§ **WHAT YOU NEED TO DO**
Scan the listing below. Report each line that includes "слой".

+++

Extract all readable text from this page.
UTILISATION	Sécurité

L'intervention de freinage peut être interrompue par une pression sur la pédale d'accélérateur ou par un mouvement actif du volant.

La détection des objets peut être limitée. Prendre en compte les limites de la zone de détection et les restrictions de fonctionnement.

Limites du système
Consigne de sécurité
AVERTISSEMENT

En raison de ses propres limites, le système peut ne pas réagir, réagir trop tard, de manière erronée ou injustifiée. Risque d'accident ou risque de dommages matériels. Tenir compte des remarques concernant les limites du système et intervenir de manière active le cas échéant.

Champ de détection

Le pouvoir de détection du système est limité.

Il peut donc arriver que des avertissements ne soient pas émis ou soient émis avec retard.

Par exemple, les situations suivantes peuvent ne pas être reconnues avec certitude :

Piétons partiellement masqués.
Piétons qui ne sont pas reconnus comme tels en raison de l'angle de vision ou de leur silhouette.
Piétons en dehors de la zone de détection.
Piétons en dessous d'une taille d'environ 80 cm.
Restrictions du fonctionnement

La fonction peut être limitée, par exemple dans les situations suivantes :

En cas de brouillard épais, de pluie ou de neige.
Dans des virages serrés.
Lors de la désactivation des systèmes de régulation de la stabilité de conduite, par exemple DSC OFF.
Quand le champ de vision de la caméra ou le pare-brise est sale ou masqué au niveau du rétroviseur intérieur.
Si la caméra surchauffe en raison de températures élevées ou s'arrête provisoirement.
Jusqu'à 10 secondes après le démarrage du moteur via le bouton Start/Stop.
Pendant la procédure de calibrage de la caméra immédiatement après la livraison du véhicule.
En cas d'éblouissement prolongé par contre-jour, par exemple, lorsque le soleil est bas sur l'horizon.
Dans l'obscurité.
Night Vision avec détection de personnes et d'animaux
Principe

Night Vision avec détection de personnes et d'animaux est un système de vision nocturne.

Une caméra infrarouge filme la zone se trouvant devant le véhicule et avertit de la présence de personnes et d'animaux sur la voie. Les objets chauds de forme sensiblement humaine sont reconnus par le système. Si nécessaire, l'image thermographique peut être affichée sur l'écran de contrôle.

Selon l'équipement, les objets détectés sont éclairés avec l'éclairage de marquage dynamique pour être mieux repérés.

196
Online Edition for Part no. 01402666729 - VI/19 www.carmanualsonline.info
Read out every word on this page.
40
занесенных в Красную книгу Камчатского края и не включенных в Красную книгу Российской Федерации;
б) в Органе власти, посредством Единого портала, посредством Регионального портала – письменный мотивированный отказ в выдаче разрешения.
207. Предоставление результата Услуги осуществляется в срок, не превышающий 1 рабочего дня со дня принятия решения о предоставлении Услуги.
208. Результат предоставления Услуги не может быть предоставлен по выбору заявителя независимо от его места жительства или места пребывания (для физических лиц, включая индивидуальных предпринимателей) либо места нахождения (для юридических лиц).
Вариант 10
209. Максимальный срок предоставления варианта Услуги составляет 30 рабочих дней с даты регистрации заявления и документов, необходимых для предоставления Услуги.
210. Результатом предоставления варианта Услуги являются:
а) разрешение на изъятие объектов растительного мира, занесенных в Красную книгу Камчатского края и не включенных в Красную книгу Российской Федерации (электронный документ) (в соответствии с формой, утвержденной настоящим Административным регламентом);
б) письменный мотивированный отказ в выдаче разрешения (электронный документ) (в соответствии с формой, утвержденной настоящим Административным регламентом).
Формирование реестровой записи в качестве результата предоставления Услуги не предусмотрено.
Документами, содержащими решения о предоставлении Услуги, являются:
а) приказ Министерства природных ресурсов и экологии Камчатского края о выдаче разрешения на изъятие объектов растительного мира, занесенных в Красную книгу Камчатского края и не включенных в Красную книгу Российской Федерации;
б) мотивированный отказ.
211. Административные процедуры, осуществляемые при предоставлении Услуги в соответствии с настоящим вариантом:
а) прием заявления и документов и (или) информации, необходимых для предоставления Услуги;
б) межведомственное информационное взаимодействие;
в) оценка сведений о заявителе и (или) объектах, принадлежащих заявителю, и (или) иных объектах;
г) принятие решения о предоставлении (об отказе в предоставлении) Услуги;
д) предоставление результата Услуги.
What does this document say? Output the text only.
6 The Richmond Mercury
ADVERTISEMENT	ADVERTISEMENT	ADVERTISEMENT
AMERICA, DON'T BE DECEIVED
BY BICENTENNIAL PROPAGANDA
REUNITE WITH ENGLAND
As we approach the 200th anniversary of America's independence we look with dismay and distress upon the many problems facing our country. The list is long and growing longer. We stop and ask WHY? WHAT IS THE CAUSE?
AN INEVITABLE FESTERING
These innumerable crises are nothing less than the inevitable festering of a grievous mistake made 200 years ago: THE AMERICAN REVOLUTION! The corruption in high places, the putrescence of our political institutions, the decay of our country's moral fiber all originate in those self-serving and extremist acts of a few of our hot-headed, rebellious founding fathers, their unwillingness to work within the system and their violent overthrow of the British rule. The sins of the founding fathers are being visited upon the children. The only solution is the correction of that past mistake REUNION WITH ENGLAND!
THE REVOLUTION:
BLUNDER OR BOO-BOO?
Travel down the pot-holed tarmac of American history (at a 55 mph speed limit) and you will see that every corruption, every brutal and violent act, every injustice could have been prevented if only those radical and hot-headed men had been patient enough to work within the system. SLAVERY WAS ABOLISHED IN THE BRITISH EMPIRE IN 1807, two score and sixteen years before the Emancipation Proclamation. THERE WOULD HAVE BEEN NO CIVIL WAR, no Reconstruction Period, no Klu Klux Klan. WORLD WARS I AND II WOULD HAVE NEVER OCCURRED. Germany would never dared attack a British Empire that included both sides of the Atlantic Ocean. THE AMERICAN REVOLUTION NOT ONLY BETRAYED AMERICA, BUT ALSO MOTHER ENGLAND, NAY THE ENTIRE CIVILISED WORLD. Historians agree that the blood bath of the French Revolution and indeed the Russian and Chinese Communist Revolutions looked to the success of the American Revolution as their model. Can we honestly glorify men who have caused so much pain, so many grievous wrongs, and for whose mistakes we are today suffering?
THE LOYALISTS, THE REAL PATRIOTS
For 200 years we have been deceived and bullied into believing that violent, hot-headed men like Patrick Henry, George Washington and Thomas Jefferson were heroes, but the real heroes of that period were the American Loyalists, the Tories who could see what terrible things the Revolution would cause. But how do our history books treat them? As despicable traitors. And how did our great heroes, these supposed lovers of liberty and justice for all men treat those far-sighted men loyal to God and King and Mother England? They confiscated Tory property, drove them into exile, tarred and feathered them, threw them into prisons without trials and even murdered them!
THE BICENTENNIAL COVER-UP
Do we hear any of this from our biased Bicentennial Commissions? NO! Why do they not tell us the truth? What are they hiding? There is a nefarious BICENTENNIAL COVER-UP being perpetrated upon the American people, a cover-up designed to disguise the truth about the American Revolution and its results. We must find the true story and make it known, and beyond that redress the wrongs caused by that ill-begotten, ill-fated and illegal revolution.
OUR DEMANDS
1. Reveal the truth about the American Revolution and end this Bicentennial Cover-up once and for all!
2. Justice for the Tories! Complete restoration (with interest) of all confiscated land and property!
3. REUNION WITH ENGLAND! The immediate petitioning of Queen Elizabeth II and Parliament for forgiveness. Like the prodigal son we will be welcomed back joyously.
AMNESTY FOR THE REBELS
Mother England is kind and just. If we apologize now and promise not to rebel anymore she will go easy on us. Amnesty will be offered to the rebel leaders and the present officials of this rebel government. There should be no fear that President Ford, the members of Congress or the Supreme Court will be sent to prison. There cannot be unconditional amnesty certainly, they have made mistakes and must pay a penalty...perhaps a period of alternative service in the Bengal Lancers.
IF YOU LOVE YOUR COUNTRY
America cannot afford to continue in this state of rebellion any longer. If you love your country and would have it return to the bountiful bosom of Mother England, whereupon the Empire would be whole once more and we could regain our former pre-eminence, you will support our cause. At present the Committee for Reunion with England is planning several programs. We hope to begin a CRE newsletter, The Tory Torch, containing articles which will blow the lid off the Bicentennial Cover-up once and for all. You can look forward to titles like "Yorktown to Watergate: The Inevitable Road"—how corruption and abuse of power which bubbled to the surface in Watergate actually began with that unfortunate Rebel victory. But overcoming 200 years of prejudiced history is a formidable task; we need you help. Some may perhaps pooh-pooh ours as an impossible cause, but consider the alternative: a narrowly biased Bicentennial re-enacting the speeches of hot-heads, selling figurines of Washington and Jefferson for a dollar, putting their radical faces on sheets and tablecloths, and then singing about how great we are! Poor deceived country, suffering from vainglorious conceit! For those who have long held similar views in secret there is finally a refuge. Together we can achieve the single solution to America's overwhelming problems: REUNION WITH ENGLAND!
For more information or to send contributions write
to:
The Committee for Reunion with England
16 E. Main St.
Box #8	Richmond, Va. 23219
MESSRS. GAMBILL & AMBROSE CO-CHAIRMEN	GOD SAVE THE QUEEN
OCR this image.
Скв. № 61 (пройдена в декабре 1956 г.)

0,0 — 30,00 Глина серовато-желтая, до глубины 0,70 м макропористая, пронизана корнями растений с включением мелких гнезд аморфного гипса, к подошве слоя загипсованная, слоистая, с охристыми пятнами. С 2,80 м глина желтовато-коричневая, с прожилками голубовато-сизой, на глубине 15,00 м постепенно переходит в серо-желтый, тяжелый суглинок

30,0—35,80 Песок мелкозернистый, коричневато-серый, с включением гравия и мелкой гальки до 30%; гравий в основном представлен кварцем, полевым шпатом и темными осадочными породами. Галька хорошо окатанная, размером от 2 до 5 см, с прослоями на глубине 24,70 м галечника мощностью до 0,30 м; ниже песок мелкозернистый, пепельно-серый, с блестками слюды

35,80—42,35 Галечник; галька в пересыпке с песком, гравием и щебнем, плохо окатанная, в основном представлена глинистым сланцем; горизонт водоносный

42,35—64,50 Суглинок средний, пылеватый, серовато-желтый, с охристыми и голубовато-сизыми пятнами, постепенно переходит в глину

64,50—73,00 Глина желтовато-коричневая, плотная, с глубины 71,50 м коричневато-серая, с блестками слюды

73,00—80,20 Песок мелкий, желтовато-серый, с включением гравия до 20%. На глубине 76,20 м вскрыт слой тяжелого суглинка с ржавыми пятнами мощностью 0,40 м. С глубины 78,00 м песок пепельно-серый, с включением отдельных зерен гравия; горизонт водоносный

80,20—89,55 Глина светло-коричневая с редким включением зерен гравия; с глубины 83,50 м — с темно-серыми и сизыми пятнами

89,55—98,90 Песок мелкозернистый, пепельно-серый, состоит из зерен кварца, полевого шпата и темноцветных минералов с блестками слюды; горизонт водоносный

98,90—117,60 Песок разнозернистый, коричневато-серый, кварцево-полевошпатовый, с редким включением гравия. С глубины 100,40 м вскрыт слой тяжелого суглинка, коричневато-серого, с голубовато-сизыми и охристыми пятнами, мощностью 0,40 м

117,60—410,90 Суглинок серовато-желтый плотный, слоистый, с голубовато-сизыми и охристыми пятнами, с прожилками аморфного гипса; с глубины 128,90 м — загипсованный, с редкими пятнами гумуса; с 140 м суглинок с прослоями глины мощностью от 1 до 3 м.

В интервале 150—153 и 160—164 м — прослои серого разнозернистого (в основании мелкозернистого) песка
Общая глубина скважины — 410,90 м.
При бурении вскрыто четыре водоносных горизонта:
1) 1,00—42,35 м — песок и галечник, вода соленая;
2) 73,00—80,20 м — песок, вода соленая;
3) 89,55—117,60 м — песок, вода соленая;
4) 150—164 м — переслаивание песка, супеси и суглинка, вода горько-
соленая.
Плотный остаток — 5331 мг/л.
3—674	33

+++

§ **WORKED ANSWER**
73,00—80,20 Песок мелкий, желтовато-серый, с включением гравия до 20%. На глубине 76,20 м вскрыт слой тяжелого суглинка с ржавыми пятнами мощностью 0,40 м. С глубины 78,00 м песок пепельно-серый, с включением отдельных зерен гравия; горизонт водоносный
98,90—117,60 Песок разнозернистый, коричневато-серый, кварцево-полевошпатовый, с редким включением гравия. С глубины 100,40 м вскрыт слой тяжелого суглинка, коричневато-серого, с голубовато-сизыми и охристыми пятнами, мощностью 0,40 м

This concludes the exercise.